* What the exercise asks
Report how many lines below contain the word "here", and give only that number.

* Given records
* begin *

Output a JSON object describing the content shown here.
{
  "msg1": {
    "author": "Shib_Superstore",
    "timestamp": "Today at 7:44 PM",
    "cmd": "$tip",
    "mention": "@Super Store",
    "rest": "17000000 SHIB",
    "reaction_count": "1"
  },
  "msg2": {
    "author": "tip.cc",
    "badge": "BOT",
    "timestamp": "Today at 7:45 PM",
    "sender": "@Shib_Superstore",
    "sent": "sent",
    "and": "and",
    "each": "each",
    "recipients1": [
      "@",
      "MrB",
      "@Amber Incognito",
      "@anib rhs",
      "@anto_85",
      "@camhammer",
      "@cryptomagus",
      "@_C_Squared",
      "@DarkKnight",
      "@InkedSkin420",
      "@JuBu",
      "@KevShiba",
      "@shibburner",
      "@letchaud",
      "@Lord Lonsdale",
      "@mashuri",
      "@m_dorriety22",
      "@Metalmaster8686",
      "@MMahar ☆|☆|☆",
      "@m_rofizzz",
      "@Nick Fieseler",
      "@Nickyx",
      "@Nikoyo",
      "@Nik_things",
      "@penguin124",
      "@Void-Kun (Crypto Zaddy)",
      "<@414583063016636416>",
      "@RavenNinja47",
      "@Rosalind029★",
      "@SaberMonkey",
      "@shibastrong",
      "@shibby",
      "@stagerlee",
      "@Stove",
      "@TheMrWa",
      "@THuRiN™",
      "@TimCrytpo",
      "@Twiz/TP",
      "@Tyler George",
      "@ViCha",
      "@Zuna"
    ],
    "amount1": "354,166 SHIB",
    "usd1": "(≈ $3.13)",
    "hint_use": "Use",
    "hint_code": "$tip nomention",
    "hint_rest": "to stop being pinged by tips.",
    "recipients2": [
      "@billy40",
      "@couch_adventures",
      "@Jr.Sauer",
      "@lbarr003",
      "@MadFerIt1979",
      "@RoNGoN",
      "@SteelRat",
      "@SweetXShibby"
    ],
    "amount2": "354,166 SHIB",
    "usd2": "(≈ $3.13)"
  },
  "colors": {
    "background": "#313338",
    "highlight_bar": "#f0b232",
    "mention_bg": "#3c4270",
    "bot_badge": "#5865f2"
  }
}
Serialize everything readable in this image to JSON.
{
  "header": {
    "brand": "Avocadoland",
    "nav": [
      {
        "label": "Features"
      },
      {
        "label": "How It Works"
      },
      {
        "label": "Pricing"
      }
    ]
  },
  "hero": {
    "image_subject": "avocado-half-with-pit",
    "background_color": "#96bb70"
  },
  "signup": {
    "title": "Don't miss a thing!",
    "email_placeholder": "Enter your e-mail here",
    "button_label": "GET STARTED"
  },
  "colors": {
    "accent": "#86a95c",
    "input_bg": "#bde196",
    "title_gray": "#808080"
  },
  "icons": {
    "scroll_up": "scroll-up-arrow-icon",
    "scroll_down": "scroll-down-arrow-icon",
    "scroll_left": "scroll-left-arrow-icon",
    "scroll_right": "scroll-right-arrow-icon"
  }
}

* end *

* Output of the task
2